### Dataset extract
------
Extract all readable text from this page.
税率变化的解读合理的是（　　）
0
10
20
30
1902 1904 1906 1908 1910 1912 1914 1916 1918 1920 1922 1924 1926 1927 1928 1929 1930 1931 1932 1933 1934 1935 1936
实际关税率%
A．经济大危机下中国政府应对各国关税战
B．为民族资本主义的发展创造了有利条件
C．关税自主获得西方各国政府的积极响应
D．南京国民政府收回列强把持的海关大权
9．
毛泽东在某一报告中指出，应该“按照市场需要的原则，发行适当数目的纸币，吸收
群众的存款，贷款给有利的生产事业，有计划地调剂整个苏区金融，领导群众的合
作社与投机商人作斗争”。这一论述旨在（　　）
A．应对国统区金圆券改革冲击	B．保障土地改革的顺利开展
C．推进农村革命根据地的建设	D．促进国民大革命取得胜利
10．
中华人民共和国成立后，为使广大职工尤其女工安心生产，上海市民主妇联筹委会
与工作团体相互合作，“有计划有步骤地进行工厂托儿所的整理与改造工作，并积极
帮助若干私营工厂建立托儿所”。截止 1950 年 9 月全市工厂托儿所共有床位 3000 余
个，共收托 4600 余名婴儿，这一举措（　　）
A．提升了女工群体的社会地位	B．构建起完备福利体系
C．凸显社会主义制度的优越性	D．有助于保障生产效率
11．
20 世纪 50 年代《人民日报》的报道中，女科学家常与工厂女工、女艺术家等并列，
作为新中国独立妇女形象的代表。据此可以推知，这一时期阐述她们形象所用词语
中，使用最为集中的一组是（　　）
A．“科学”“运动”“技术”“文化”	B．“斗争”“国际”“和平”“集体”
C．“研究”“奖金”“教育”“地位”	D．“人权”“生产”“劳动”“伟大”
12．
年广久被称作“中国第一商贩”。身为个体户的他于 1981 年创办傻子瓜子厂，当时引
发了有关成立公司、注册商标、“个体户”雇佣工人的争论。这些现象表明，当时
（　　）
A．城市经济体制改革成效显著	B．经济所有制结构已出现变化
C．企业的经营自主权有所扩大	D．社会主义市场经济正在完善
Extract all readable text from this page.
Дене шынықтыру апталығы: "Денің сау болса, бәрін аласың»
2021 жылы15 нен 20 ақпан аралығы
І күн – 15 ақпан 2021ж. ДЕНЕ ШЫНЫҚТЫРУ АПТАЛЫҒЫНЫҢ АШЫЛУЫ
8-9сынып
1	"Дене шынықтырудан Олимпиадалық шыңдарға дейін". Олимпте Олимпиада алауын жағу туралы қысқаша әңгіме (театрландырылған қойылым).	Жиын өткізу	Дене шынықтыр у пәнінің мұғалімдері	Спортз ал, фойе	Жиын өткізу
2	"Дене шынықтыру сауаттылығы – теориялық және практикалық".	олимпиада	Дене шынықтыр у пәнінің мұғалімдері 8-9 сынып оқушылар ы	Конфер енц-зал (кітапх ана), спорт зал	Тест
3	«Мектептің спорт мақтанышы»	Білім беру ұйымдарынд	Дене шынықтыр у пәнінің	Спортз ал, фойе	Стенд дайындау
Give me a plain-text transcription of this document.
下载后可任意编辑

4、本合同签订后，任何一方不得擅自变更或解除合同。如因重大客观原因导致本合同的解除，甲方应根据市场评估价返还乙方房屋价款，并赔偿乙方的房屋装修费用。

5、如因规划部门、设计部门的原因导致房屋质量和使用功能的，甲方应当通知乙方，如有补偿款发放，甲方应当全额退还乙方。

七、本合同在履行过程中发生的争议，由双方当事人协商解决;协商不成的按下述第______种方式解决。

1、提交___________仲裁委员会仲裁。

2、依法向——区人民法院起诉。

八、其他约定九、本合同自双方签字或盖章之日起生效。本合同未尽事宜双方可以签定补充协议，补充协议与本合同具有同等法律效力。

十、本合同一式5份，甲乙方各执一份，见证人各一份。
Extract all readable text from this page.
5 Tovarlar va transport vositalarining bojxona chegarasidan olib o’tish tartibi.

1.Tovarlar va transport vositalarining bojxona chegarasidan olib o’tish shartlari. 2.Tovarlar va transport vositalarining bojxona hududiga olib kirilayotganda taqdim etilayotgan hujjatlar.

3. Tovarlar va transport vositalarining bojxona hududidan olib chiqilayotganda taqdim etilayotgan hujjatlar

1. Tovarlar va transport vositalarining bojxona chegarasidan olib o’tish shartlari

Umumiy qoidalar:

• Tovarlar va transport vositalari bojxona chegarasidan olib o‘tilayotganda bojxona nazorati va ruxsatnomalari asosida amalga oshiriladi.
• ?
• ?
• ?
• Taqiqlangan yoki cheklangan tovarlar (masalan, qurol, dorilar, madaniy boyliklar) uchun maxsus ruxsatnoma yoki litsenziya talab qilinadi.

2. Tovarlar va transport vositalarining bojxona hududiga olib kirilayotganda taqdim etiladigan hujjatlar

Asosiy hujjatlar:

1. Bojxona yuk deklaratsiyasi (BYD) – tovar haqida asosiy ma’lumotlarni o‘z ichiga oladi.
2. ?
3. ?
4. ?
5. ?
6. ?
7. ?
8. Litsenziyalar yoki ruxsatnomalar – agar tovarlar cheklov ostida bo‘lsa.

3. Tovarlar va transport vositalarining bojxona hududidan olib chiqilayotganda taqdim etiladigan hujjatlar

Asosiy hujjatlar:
------
### Written problem
The records above must be repeated exactly, every one of them.

### Exercise response
Extract all readable text from this page.
税率变化的解读合理的是（　　）
0
10
20
30
1902 1904 1906 1908 1910 1912 1914 1916 1918 1920 1922 1924 1926 1927 1928 1929 1930 1931 1932 1933 1934 1935 1936
实际关税率%
A．经济大危机下中国政府应对各国关税战
B．为民族资本主义的发展创造了有利条件
C．关税自主获得西方各国政府的积极响应
D．南京国民政府收回列强把持的海关大权
9．
毛泽东在某一报告中指出，应该“按照市场需要的原则，发行适当数目的纸币，吸收
群众的存款，贷款给有利的生产事业，有计划地调剂整个苏区金融，领导群众的合
作社与投机商人作斗争”。这一论述旨在（　　）
A．应对国统区金圆券改革冲击	B．保障土地改革的顺利开展
C．推进农村革命根据地的建设	D．促进国民大革命取得胜利
10．
中华人民共和国成立后，为使广大职工尤其女工安心生产，上海市民主妇联筹委会
与工作团体相互合作，“有计划有步骤地进行工厂托儿所的整理与改造工作，并积极
帮助若干私营工厂建立托儿所”。截止 1950 年 9 月全市工厂托儿所共有床位 3000 余
个，共收托 4600 余名婴儿，这一举措（　　）
A．提升了女工群体的社会地位	B．构建起完备福利体系
C．凸显社会主义制度的优越性	D．有助于保障生产效率
11．
20 世纪 50 年代《人民日报》的报道中，女科学家常与工厂女工、女艺术家等并列，
作为新中国独立妇女形象的代表。据此可以推知，这一时期阐述她们形象所用词语
中，使用最为集中的一组是（　　）
A．“科学”“运动”“技术”“文化”	B．“斗争”“国际”“和平”“集体”
C．“研究”“奖金”“教育”“地位”	D．“人权”“生产”“劳动”“伟大”
12．
年广久被称作“中国第一商贩”。身为个体户的他于 1981 年创办傻子瓜子厂，当时引
发了有关成立公司、注册商标、“个体户”雇佣工人的争论。这些现象表明，当时
（　　）
A．城市经济体制改革成效显著	B．经济所有制结构已出现变化
C．企业的经营自主权有所扩大	D．社会主义市场经济正在完善
Extract all readable text from this page.
Дене шынықтыру апталығы: "Денің сау болса, бәрін аласың»
2021 жылы15 нен 20 ақпан аралығы
І күн – 15 ақпан 2021ж. ДЕНЕ ШЫНЫҚТЫРУ АПТАЛЫҒЫНЫҢ АШЫЛУЫ
8-9сынып
1	"Дене шынықтырудан Олимпиадалық шыңдарға дейін". Олимпте Олимпиада алауын жағу туралы қысқаша әңгіме (театрландырылған қойылым).	Жиын өткізу	Дене шынықтыр у пәнінің мұғалімдері	Спортз ал, фойе	Жиын өткізу
2	"Дене шынықтыру сауаттылығы – теориялық және практикалық".	олимпиада	Дене шынықтыр у пәнінің мұғалімдері 8-9 сынып оқушылар ы	Конфер енц-зал (кітапх ана), спорт зал	Тест
3	«Мектептің спорт мақтанышы»	Білім беру ұйымдарынд	Дене шынықтыр у пәнінің	Спортз ал, фойе	Стенд дайындау
Give me a plain-text transcription of this document.
下载后可任意编辑

4、本合同签订后，任何一方不得擅自变更或解除合同。如因重大客观原因导致本合同的解除，甲方应根据市场评估价返还乙方房屋价款，并赔偿乙方的房屋装修费用。

5、如因规划部门、设计部门的原因导致房屋质量和使用功能的，甲方应当通知乙方，如有补偿款发放，甲方应当全额退还乙方。

七、本合同在履行过程中发生的争议，由双方当事人协商解决;协商不成的按下述第______种方式解决。

1、提交___________仲裁委员会仲裁。

2、依法向——区人民法院起诉。

八、其他约定九、本合同自双方签字或盖章之日起生效。本合同未尽事宜双方可以签定补充协议，补充协议与本合同具有同等法律效力。

十、本合同一式5份，甲乙方各执一份，见证人各一份。
Extract all readable text from this page.
5 Tovarlar va transport vositalarining bojxona chegarasidan olib o’tish tartibi.

1.Tovarlar va transport vositalarining bojxona chegarasidan olib o’tish shartlari. 2.Tovarlar va transport vositalarining bojxona hududiga olib kirilayotganda taqdim etilayotgan hujjatlar.

3. Tovarlar va transport vositalarining bojxona hududidan olib chiqilayotganda taqdim etilayotgan hujjatlar

1. Tovarlar va transport vositalarining bojxona chegarasidan olib o’tish shartlari

Umumiy qoidalar:

• Tovarlar va transport vositalari bojxona chegarasidan olib o‘tilayotganda bojxona nazorati va ruxsatnomalari asosida amalga oshiriladi.
• ?
• ?
• ?
• Taqiqlangan yoki cheklangan tovarlar (masalan, qurol, dorilar, madaniy boyliklar) uchun maxsus ruxsatnoma yoki litsenziya talab qilinadi.

2. Tovarlar va transport vositalarining bojxona hududiga olib kirilayotganda taqdim etiladigan hujjatlar

Asosiy hujjatlar:

1. Bojxona yuk deklaratsiyasi (BYD) – tovar haqida asosiy ma’lumotlarni o‘z ichiga oladi.
2. ?
3. ?
4. ?
5. ?
6. ?
7. ?
8. Litsenziyalar yoki ruxsatnomalar – agar tovarlar cheklov ostida bo‘lsa.

3. Tovarlar va transport vositalarining bojxona hududidan olib chiqilayotganda taqdim etiladigan hujjatlar

Asosiy hujjatlar:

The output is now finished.